Directive: Find the lines with the string "connected" and return them.

--- Data excerpts ---

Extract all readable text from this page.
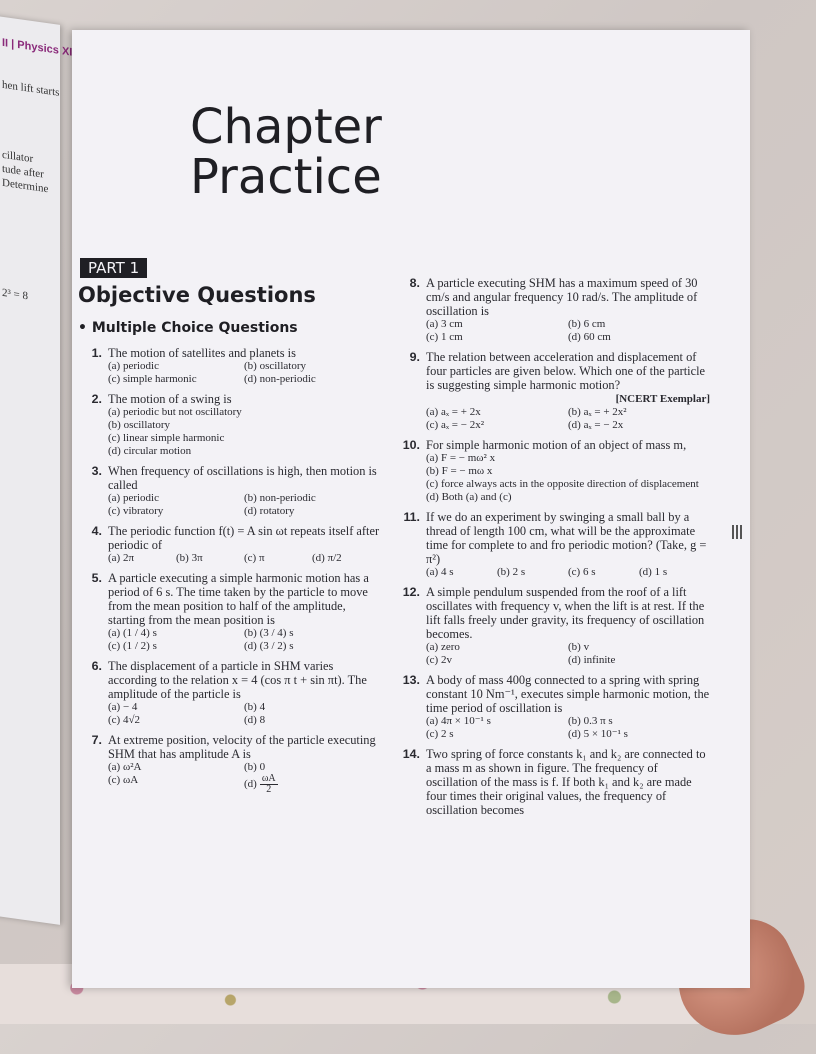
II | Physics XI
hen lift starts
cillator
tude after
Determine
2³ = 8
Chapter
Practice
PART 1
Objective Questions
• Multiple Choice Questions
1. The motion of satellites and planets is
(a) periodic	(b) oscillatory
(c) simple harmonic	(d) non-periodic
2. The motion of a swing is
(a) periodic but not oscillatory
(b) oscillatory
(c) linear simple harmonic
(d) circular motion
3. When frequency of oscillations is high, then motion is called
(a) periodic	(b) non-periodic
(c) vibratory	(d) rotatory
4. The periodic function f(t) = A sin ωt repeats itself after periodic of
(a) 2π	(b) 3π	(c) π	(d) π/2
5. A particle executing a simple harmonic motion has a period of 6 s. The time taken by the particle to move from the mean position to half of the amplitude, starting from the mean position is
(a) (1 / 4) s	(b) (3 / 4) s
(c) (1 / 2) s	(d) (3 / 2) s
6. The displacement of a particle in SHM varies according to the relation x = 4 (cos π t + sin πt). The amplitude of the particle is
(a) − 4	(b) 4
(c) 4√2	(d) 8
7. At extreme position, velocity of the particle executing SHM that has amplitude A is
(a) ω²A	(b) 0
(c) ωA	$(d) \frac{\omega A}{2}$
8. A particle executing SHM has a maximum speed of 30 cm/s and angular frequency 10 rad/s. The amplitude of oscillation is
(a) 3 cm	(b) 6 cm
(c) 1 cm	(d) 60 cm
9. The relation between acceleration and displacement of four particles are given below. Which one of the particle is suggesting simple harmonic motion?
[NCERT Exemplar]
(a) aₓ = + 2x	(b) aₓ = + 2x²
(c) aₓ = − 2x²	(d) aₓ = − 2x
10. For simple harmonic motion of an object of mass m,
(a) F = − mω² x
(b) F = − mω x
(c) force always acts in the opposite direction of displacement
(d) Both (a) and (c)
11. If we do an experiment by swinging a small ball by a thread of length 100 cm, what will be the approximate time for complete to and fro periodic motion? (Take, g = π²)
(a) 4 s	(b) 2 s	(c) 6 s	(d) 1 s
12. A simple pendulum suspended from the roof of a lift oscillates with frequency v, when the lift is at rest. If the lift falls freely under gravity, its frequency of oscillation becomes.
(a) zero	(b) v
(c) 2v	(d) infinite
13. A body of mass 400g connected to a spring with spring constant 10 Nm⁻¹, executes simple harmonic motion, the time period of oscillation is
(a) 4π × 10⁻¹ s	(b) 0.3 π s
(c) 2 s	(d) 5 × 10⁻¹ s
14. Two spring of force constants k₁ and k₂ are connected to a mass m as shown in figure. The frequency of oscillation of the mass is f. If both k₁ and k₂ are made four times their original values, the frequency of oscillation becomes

---

Exercise answer:
13. A body of mass 400g connected to a spring with spring constant 10 Nm⁻¹, executes simple harmonic motion, the time period of oscillation is
14. Two spring of force constants k₁ and k₂ are connected to a mass m as shown in figure. The frequency of oscillation of the mass is f. If both k₁ and k₂ are made four times their original values, the frequency of oscillation becomes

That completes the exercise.